Figure record extracts ::
'''

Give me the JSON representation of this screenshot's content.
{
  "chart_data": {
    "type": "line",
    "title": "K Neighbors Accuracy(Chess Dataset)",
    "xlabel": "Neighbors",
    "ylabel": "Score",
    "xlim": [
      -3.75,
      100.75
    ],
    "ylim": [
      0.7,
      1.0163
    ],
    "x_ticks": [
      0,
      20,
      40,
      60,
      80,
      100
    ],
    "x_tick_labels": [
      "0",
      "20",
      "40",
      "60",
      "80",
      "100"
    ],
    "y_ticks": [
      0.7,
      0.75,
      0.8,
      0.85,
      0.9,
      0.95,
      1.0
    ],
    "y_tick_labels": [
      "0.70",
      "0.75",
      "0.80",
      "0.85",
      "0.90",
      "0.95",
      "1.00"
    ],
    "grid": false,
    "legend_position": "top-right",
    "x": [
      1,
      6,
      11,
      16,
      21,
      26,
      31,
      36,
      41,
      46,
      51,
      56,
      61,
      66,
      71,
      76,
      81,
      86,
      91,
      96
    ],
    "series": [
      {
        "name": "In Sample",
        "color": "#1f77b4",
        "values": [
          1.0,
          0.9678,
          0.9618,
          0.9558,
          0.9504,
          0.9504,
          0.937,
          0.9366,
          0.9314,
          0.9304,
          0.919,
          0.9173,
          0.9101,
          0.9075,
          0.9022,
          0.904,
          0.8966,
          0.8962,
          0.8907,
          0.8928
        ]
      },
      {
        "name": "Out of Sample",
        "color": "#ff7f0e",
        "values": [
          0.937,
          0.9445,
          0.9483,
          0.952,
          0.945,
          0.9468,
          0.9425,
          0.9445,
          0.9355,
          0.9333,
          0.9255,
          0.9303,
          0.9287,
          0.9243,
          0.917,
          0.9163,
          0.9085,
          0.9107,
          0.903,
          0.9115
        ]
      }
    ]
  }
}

'''

What is asked :: Word for word, quote all of the data above.

Exercise solution ::
Give me the JSON representation of this screenshot's content.
{
  "chart_data": {
    "type": "line",
    "title": "K Neighbors Accuracy(Chess Dataset)",
    "xlabel": "Neighbors",
    "ylabel": "Score",
    "xlim": [
      -3.75,
      100.75
    ],
    "ylim": [
      0.7,
      1.0163
    ],
    "x_ticks": [
      0,
      20,
      40,
      60,
      80,
      100
    ],
    "x_tick_labels": [
      "0",
      "20",
      "40",
      "60",
      "80",
      "100"
    ],
    "y_ticks": [
      0.7,
      0.75,
      0.8,
      0.85,
      0.9,
      0.95,
      1.0
    ],
    "y_tick_labels": [
      "0.70",
      "0.75",
      "0.80",
      "0.85",
      "0.90",
      "0.95",
      "1.00"
    ],
    "grid": false,
    "legend_position": "top-right",
    "x": [
      1,
      6,
      11,
      16,
      21,
      26,
      31,
      36,
      41,
      46,
      51,
      56,
      61,
      66,
      71,
      76,
      81,
      86,
      91,
      96
    ],
    "series": [
      {
        "name": "In Sample",
        "color": "#1f77b4",
        "values": [
          1.0,
          0.9678,
          0.9618,
          0.9558,
          0.9504,
          0.9504,
          0.937,
          0.9366,
          0.9314,
          0.9304,
          0.919,
          0.9173,
          0.9101,
          0.9075,
          0.9022,
          0.904,
          0.8966,
          0.8962,
          0.8907,
          0.8928
        ]
      },
      {
        "name": "Out of Sample",
        "color": "#ff7f0e",
        "values": [
          0.937,
          0.9445,
          0.9483,
          0.952,
          0.945,
          0.9468,
          0.9425,
          0.9445,
          0.9355,
          0.9333,
          0.9255,
          0.9303,
          0.9287,
          0.9243,
          0.917,
          0.9163,
          0.9085,
          0.9107,
          0.903,
          0.9115
        ]
      }
    ]
  }
}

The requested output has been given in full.